| Written exercise |
Return every item below line for line, with no changes, and omit the pictures from your answer.

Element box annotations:
(begin)

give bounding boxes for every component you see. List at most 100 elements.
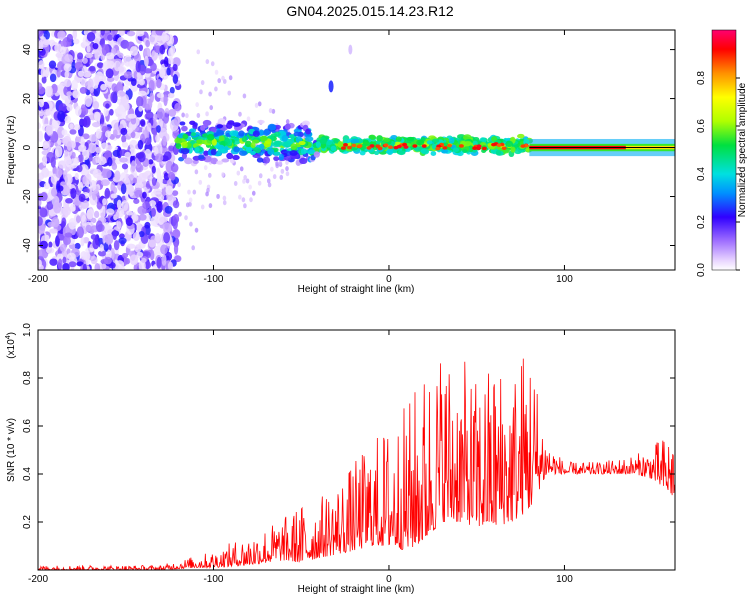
heatmap-cell xyxy=(246,116,251,122)
heatmap-cell xyxy=(278,153,284,161)
heatmap-cell xyxy=(208,91,212,97)
snr-y-ticks: 0.2 0.4 0.6 0.8 1.0 xyxy=(22,323,675,529)
heatmap-cell xyxy=(116,105,125,115)
snr-x-axis-label: Height of straight line (km) xyxy=(298,584,415,595)
heatmap-cell xyxy=(181,125,188,132)
heatmap-cell xyxy=(190,132,197,137)
heatmap-cell xyxy=(172,63,178,72)
heatmap-cell xyxy=(268,108,273,114)
heatmap-cell xyxy=(48,241,53,248)
heatmap-cell xyxy=(159,216,169,223)
heatmap-cell xyxy=(217,148,226,154)
heatmap-cell xyxy=(112,149,121,157)
heatmap-cell xyxy=(74,242,81,250)
heatmap-cell xyxy=(110,91,118,104)
heatmap-cell xyxy=(66,33,73,43)
heatmap-cell xyxy=(452,147,460,153)
heatmap-cell xyxy=(156,107,165,120)
heatmap-cell xyxy=(215,129,225,136)
heatmap-cell xyxy=(82,57,88,64)
heatmap-cell xyxy=(517,133,525,139)
heatmap-cell xyxy=(100,30,105,36)
heatmap-cell xyxy=(95,153,100,164)
heatmap-cell xyxy=(116,199,122,210)
heatmap-cell xyxy=(523,138,530,146)
heatmap-cell xyxy=(101,263,107,270)
heatmap-cell xyxy=(383,143,389,147)
heatmap-cell xyxy=(284,123,291,130)
heatmap-cell xyxy=(92,121,101,128)
heatmap-cell xyxy=(70,187,77,200)
heatmap-cell xyxy=(103,242,109,252)
heatmap-cell xyxy=(328,80,334,93)
heatmap-cell xyxy=(105,52,115,60)
heatmap-cell xyxy=(164,205,173,214)
heatmap-cell xyxy=(78,144,87,152)
heatmap-cell xyxy=(421,144,427,148)
heatmap-cell xyxy=(374,150,380,156)
heatmap-cell xyxy=(350,138,360,144)
heatmap-cell xyxy=(159,44,166,55)
heatmap-cell xyxy=(116,81,123,93)
heatmap-cell xyxy=(315,141,322,148)
heatmap-cell xyxy=(139,119,146,127)
heatmap-cell xyxy=(103,106,109,117)
y-tick-label: 0 xyxy=(22,144,33,150)
heatmap-cell xyxy=(55,52,64,58)
heatmap-y-ticks: -40 -20 0 20 40 xyxy=(22,44,675,253)
heatmap-cell xyxy=(124,151,131,158)
heatmap-cell xyxy=(118,237,127,245)
heatmap-cell xyxy=(181,152,188,160)
heatmap-cell xyxy=(98,250,107,257)
heatmap-cell xyxy=(135,60,141,73)
heatmap-cell xyxy=(76,226,84,239)
heatmap-cell xyxy=(100,212,105,218)
heatmap-cell xyxy=(60,46,66,55)
heatmap-cell xyxy=(481,146,487,151)
heatmap-cell xyxy=(38,82,43,90)
heatmap-cell xyxy=(188,197,193,203)
heatmap-cell xyxy=(74,172,79,181)
heatmap-cell xyxy=(163,151,172,161)
heatmap-cell xyxy=(256,157,264,163)
heatmap-cell xyxy=(156,169,162,179)
heatmap-cell xyxy=(57,126,65,139)
heatmap-cell xyxy=(104,222,110,228)
heatmap-cell xyxy=(58,103,67,113)
heatmap-cell xyxy=(194,169,199,175)
heatmap-cell xyxy=(208,203,213,209)
heatmap-cell xyxy=(182,133,189,140)
heatmap-cell xyxy=(165,30,170,33)
heatmap-cell xyxy=(279,174,284,180)
heatmap-cell xyxy=(71,151,76,159)
heatmap-cell xyxy=(172,218,178,230)
heatmap-cell xyxy=(151,165,156,174)
heatmap-cell xyxy=(184,215,188,221)
heatmap-cell xyxy=(38,259,42,268)
heatmap-cell xyxy=(53,201,62,214)
heatmap-cell xyxy=(178,211,182,217)
heatmap-cell xyxy=(154,232,161,243)
heatmap-cell xyxy=(130,78,137,86)
heatmap-cell xyxy=(245,178,250,184)
colorbar-gradient xyxy=(711,29,737,271)
heatmap-cell xyxy=(430,151,437,157)
heatmap-cell xyxy=(412,144,418,148)
heatmap-cell xyxy=(243,203,247,209)
x-tick-label: -100 xyxy=(203,574,223,585)
heatmap-cell xyxy=(114,170,121,181)
heatmap-cell xyxy=(203,155,212,163)
heatmap-cell xyxy=(100,83,107,91)
heatmap-cell xyxy=(69,203,76,212)
heatmap-cell xyxy=(110,247,115,260)
heatmap-cell xyxy=(138,44,144,52)
heatmap-cell xyxy=(118,30,126,37)
heatmap-cell xyxy=(254,102,259,108)
heatmap-cell xyxy=(68,261,77,268)
heatmap-cell xyxy=(273,151,281,156)
heatmap-cell xyxy=(171,190,179,196)
heatmap-cell xyxy=(71,61,76,69)
heatmap-cell xyxy=(163,34,170,42)
heatmap-cell xyxy=(156,92,165,98)
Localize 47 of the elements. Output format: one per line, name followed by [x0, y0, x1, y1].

(end)

| Solution to this task |
give bounding boxes for every component you see. List at most 100 elements.
heatmap-cell xyxy=(246,116,251,122)
heatmap-cell xyxy=(278,153,284,161)
heatmap-cell xyxy=(208,91,212,97)
snr-y-ticks: 0.2 0.4 0.6 0.8 1.0 xyxy=(22,323,675,529)
heatmap-cell xyxy=(116,105,125,115)
snr-x-axis-label: Height of straight line (km) xyxy=(298,584,415,595)
heatmap-cell xyxy=(181,125,188,132)
heatmap-cell xyxy=(190,132,197,137)
heatmap-cell xyxy=(172,63,178,72)
heatmap-cell xyxy=(268,108,273,114)
heatmap-cell xyxy=(48,241,53,248)
heatmap-cell xyxy=(159,216,169,223)
heatmap-cell xyxy=(217,148,226,154)
heatmap-cell xyxy=(112,149,121,157)
heatmap-cell xyxy=(74,242,81,250)
heatmap-cell xyxy=(110,91,118,104)
heatmap-cell xyxy=(66,33,73,43)
heatmap-cell xyxy=(452,147,460,153)
heatmap-cell xyxy=(156,107,165,120)
heatmap-cell xyxy=(215,129,225,136)
heatmap-cell xyxy=(82,57,88,64)
heatmap-cell xyxy=(517,133,525,139)
heatmap-cell xyxy=(100,30,105,36)
heatmap-cell xyxy=(95,153,100,164)
heatmap-cell xyxy=(116,199,122,210)
heatmap-cell xyxy=(523,138,530,146)
heatmap-cell xyxy=(101,263,107,270)
heatmap-cell xyxy=(383,143,389,147)
heatmap-cell xyxy=(284,123,291,130)
heatmap-cell xyxy=(92,121,101,128)
heatmap-cell xyxy=(70,187,77,200)
heatmap-cell xyxy=(103,242,109,252)
heatmap-cell xyxy=(328,80,334,93)
heatmap-cell xyxy=(105,52,115,60)
heatmap-cell xyxy=(164,205,173,214)
heatmap-cell xyxy=(78,144,87,152)
heatmap-cell xyxy=(421,144,427,148)
heatmap-cell xyxy=(374,150,380,156)
heatmap-cell xyxy=(350,138,360,144)
heatmap-cell xyxy=(159,44,166,55)
heatmap-cell xyxy=(116,81,123,93)
heatmap-cell xyxy=(315,141,322,148)
heatmap-cell xyxy=(139,119,146,127)
heatmap-cell xyxy=(103,106,109,117)
y-tick-label: 0 xyxy=(22,144,33,150)
heatmap-cell xyxy=(55,52,64,58)
heatmap-y-ticks: -40 -20 0 20 40 xyxy=(22,44,675,253)
heatmap-cell xyxy=(124,151,131,158)
heatmap-cell xyxy=(118,237,127,245)
heatmap-cell xyxy=(181,152,188,160)
heatmap-cell xyxy=(98,250,107,257)
heatmap-cell xyxy=(135,60,141,73)
heatmap-cell xyxy=(76,226,84,239)
heatmap-cell xyxy=(100,212,105,218)
heatmap-cell xyxy=(60,46,66,55)
heatmap-cell xyxy=(481,146,487,151)
heatmap-cell xyxy=(38,82,43,90)
heatmap-cell xyxy=(188,197,193,203)
heatmap-cell xyxy=(74,172,79,181)
heatmap-cell xyxy=(163,151,172,161)
heatmap-cell xyxy=(256,157,264,163)
heatmap-cell xyxy=(156,169,162,179)
heatmap-cell xyxy=(57,126,65,139)
heatmap-cell xyxy=(104,222,110,228)
heatmap-cell xyxy=(58,103,67,113)
heatmap-cell xyxy=(194,169,199,175)
heatmap-cell xyxy=(208,203,213,209)
heatmap-cell xyxy=(182,133,189,140)
heatmap-cell xyxy=(165,30,170,33)
heatmap-cell xyxy=(279,174,284,180)
heatmap-cell xyxy=(71,151,76,159)
heatmap-cell xyxy=(172,218,178,230)
heatmap-cell xyxy=(151,165,156,174)
heatmap-cell xyxy=(184,215,188,221)
heatmap-cell xyxy=(38,259,42,268)
heatmap-cell xyxy=(53,201,62,214)
heatmap-cell xyxy=(178,211,182,217)
heatmap-cell xyxy=(154,232,161,243)
heatmap-cell xyxy=(130,78,137,86)
heatmap-cell xyxy=(245,178,250,184)
colorbar-gradient xyxy=(711,29,737,271)
heatmap-cell xyxy=(430,151,437,157)
heatmap-cell xyxy=(412,144,418,148)
heatmap-cell xyxy=(243,203,247,209)
x-tick-label: -100 xyxy=(203,574,223,585)
heatmap-cell xyxy=(114,170,121,181)
heatmap-cell xyxy=(203,155,212,163)
heatmap-cell xyxy=(100,83,107,91)
heatmap-cell xyxy=(69,203,76,212)
heatmap-cell xyxy=(110,247,115,260)
heatmap-cell xyxy=(138,44,144,52)
heatmap-cell xyxy=(118,30,126,37)
heatmap-cell xyxy=(254,102,259,108)
heatmap-cell xyxy=(68,261,77,268)
heatmap-cell xyxy=(273,151,281,156)
heatmap-cell xyxy=(171,190,179,196)
heatmap-cell xyxy=(71,61,76,69)
heatmap-cell xyxy=(163,34,170,42)
heatmap-cell xyxy=(156,92,165,98)
Localize 47 of the elements. Output format: one per line, name followed by [x0, y0, x1, y1].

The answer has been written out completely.